━━ RECORDED DATA

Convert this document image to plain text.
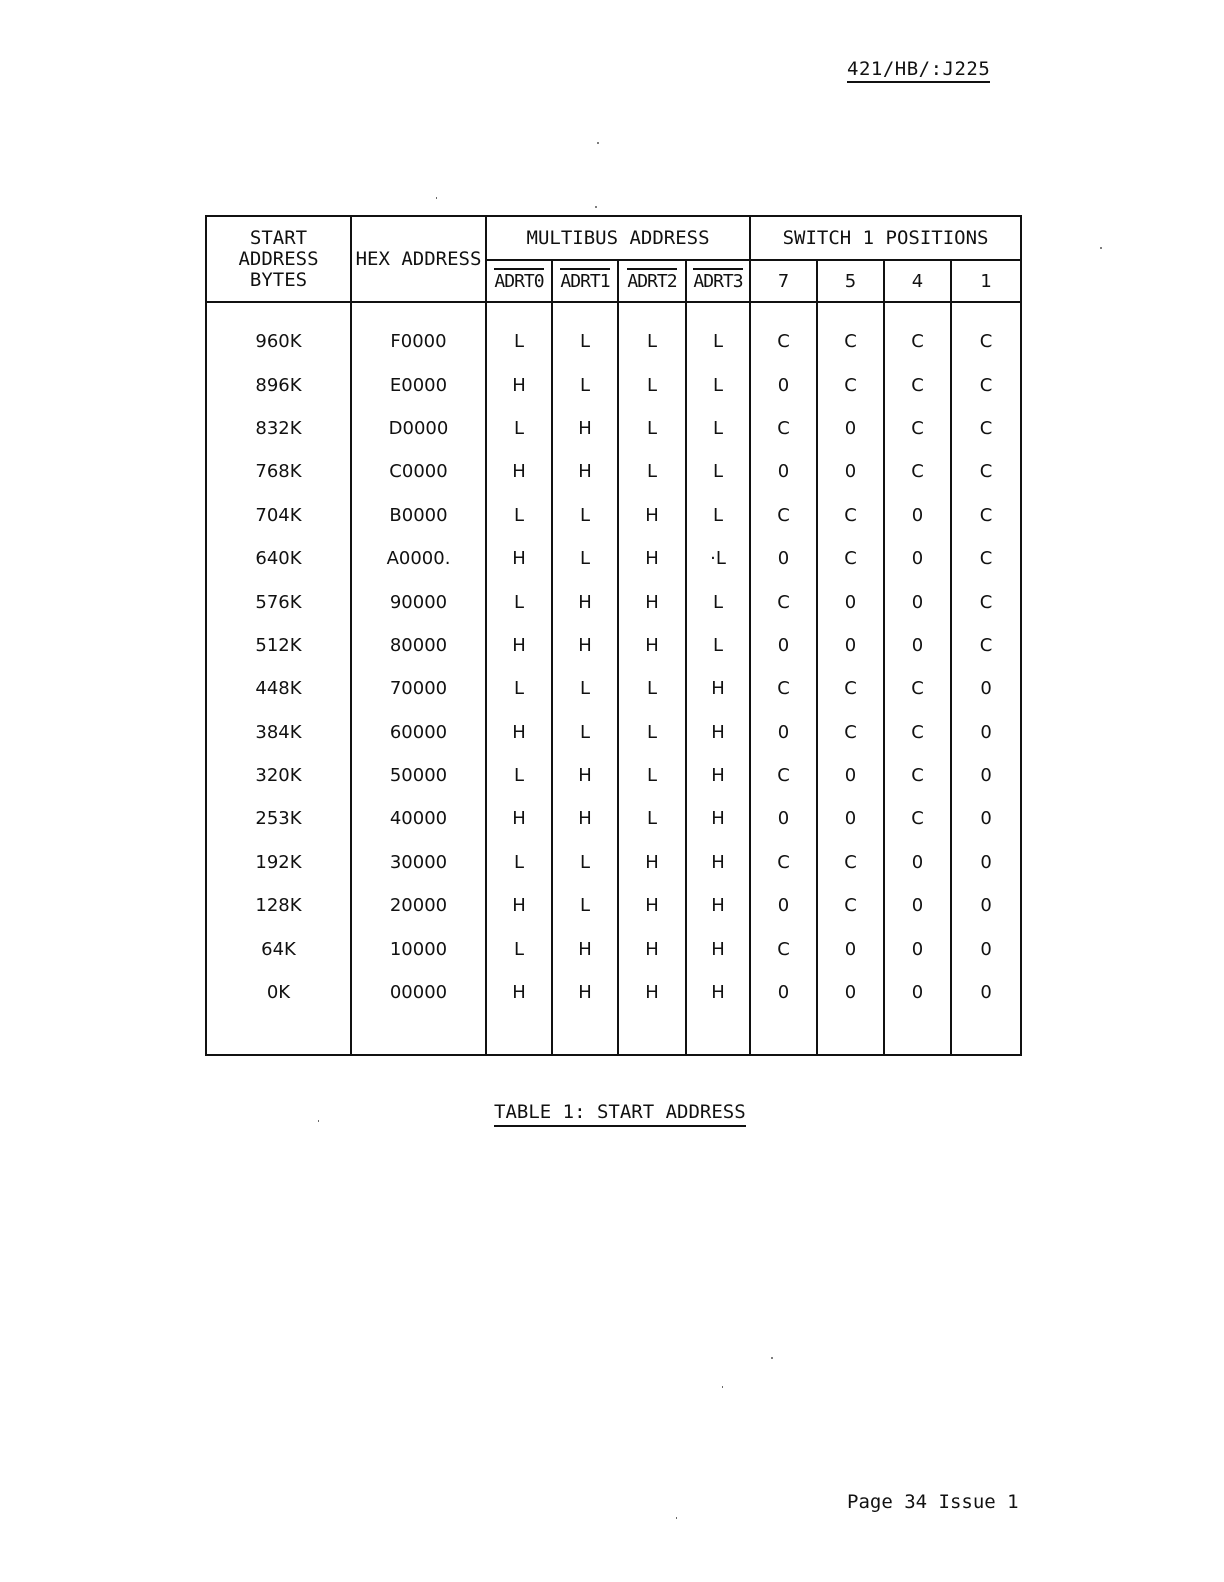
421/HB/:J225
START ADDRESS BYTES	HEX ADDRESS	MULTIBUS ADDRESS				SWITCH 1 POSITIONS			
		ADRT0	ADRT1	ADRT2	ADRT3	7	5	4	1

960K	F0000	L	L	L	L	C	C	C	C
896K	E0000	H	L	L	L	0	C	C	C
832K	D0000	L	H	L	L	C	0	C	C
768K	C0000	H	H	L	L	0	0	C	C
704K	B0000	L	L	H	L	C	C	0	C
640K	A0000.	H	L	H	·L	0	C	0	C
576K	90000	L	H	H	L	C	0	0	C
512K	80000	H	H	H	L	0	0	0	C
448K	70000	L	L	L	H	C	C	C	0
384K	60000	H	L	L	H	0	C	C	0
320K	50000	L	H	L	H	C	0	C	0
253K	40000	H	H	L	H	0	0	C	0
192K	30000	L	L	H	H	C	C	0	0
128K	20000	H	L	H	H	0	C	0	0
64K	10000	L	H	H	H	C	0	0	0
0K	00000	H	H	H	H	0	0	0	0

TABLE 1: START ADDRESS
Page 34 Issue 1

━━━━

Return every line above in which the string "ADDRESS" occurs.

THE SOLUTION
START ADDRESS BYTES	HEX ADDRESS	MULTIBUS ADDRESS				SWITCH 1 POSITIONS			
TABLE 1: START ADDRESS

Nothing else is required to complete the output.